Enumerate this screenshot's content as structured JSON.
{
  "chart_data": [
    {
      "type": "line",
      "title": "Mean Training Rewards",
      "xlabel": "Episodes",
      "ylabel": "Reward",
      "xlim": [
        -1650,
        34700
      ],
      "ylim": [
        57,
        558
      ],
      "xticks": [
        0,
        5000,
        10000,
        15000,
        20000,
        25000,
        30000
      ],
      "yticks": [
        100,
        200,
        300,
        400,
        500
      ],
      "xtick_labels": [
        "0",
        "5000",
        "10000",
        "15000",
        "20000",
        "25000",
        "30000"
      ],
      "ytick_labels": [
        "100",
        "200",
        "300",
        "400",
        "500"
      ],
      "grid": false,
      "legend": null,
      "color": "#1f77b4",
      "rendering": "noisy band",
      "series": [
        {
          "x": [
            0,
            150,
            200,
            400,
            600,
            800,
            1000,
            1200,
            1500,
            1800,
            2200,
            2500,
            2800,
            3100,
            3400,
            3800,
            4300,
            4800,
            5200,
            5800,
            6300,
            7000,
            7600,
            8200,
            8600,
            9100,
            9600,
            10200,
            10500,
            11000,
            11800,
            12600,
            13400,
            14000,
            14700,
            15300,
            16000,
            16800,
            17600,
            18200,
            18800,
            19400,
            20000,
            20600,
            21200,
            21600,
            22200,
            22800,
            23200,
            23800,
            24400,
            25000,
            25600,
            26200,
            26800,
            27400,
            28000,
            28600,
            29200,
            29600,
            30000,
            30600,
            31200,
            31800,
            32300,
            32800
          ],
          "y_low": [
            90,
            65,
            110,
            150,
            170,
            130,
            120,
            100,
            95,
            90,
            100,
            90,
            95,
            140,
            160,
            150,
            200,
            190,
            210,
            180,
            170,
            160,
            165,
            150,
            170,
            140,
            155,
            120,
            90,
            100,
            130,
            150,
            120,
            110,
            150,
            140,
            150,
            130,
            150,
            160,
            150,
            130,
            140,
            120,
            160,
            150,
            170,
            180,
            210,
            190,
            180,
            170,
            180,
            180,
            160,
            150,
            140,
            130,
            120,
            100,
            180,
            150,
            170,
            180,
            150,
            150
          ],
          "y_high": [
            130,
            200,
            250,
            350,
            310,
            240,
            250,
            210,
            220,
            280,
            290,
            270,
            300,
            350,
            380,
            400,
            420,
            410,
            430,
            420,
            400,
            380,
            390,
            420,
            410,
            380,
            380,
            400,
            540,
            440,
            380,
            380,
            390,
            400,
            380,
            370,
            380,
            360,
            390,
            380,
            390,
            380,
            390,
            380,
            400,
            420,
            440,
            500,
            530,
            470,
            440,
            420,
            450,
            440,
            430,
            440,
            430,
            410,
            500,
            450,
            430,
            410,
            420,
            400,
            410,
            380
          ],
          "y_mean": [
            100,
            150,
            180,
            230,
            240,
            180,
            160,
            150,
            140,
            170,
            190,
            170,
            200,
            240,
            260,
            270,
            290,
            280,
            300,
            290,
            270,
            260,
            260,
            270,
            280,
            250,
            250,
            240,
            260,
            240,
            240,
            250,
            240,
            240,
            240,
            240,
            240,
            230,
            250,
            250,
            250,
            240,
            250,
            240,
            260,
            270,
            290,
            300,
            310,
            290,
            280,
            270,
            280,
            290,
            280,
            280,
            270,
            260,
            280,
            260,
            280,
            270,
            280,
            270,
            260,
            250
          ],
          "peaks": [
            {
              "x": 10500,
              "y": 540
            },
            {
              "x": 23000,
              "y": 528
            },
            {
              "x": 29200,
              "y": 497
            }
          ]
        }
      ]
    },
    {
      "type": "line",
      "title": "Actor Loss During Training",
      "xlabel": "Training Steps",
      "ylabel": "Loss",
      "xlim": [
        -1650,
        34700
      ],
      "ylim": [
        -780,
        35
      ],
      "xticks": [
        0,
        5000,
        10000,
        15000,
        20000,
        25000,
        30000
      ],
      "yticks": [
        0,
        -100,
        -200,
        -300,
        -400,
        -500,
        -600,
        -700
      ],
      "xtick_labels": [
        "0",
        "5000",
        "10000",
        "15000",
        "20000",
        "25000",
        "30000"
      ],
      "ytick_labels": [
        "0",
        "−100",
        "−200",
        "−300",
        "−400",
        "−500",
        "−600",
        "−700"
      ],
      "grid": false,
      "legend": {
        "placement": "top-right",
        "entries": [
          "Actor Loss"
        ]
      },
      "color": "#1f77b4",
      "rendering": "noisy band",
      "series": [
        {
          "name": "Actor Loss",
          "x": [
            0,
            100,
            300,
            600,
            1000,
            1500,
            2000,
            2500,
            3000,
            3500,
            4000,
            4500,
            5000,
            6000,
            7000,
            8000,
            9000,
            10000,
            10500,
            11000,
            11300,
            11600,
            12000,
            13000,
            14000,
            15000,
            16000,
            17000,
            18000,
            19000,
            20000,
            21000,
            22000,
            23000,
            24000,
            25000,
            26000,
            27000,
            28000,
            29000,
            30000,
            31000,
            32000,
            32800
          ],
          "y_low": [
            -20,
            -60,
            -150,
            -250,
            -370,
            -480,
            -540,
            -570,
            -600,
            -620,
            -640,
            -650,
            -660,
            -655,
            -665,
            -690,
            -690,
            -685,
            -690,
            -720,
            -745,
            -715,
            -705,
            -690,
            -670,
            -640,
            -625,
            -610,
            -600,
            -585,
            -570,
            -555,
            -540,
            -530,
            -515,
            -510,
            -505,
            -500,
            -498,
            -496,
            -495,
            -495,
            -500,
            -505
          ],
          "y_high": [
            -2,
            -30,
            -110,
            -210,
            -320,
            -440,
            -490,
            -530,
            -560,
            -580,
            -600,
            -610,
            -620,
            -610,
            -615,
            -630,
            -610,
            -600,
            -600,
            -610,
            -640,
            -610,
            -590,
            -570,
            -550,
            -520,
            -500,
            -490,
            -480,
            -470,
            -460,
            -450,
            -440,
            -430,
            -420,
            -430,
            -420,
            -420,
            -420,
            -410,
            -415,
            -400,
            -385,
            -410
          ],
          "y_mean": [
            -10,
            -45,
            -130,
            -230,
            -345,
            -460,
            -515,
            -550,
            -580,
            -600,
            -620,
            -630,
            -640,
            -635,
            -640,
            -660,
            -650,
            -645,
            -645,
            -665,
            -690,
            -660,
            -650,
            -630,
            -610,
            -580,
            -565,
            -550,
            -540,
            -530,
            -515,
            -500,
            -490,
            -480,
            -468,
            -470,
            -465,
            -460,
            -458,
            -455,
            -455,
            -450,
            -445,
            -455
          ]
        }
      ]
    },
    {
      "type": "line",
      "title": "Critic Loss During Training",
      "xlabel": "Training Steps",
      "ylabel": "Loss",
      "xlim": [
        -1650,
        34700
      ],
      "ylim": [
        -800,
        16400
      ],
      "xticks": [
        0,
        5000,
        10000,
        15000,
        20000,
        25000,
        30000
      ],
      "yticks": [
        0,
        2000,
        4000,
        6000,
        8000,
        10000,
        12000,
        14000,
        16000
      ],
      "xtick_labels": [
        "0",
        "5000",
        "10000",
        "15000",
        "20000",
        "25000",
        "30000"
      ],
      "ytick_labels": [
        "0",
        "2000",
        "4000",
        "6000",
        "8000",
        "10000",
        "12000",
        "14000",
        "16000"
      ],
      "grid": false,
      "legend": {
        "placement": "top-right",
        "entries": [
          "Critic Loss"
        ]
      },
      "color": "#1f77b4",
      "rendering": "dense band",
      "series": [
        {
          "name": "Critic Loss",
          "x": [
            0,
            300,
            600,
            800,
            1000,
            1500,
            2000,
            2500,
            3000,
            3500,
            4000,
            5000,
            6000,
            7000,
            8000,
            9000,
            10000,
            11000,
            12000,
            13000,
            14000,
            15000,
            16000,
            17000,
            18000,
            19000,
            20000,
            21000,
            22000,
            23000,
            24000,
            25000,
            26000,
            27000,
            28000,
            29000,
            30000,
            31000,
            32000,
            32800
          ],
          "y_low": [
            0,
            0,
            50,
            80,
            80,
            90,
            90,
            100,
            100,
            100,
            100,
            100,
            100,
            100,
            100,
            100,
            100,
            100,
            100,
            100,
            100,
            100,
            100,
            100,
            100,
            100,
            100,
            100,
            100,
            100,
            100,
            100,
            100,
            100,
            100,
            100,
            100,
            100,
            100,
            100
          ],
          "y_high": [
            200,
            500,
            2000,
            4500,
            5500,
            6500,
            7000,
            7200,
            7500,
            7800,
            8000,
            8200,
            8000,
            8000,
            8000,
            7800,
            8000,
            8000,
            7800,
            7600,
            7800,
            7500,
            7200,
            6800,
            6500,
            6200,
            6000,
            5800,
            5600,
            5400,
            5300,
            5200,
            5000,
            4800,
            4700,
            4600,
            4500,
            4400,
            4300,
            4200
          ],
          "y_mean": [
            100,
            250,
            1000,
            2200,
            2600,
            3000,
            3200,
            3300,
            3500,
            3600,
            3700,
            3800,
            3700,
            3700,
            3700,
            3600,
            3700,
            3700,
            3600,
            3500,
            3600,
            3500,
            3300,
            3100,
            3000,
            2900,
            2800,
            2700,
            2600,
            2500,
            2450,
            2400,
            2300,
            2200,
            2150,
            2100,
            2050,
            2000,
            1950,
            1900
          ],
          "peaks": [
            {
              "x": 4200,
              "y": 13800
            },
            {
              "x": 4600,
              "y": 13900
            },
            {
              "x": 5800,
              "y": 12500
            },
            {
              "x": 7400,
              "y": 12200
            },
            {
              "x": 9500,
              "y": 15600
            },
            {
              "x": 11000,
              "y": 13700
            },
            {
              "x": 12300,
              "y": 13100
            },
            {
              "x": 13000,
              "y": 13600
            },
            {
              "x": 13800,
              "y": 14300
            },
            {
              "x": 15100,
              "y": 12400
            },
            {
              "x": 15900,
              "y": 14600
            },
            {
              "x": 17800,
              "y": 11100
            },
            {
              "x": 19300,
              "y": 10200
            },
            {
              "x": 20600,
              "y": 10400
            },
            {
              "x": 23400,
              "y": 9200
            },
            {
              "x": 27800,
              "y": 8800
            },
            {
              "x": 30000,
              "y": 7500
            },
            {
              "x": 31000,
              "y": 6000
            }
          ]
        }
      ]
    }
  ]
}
···
* YOUR GOAL *
Read the entries above, then pull out the lines that include "Critic".

* THE RESPONSE *
      "title": "Critic Loss During Training",
          "Critic Loss"
          "name": "Critic Loss",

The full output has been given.